▶ Task: Show all lines holding the string "マネージャー".

========

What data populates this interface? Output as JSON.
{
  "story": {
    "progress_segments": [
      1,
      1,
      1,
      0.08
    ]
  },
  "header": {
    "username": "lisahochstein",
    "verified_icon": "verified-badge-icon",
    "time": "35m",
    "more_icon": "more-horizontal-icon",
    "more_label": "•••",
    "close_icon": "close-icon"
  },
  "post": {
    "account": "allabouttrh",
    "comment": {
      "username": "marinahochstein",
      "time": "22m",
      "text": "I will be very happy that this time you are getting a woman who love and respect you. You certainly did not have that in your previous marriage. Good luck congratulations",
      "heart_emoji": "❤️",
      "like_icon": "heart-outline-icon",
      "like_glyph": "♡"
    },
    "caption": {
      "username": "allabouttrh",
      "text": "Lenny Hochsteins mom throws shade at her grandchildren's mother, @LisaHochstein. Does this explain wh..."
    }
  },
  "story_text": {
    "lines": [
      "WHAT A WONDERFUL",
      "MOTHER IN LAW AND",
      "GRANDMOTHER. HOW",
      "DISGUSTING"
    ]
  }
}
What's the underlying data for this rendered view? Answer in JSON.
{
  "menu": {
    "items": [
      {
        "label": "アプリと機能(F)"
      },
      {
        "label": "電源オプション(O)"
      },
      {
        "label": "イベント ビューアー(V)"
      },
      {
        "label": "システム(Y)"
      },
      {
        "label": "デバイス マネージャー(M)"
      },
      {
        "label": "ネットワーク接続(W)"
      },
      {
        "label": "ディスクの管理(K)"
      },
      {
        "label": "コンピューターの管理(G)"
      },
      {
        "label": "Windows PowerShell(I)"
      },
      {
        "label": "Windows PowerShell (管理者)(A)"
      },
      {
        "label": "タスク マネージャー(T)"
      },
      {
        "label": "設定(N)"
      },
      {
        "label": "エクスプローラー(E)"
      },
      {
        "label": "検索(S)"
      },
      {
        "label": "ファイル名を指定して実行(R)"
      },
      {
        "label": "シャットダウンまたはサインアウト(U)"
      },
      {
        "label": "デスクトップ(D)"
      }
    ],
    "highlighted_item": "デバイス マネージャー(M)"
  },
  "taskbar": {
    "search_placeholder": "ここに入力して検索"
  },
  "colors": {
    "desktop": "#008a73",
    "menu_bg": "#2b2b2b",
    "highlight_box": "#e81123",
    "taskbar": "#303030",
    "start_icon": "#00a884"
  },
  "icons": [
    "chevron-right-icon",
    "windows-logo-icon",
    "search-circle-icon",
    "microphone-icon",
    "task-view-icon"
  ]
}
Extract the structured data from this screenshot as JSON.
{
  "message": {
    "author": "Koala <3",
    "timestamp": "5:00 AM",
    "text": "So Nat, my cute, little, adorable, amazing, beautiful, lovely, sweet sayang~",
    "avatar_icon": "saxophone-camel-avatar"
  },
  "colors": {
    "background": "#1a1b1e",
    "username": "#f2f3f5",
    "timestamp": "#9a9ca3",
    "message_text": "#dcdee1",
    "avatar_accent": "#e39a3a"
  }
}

========

▶ Exercise output:
        "label": "デバイス マネージャー(M)"
        "label": "タスク マネージャー(T)"
    "highlighted_item": "デバイス マネージャー(M)"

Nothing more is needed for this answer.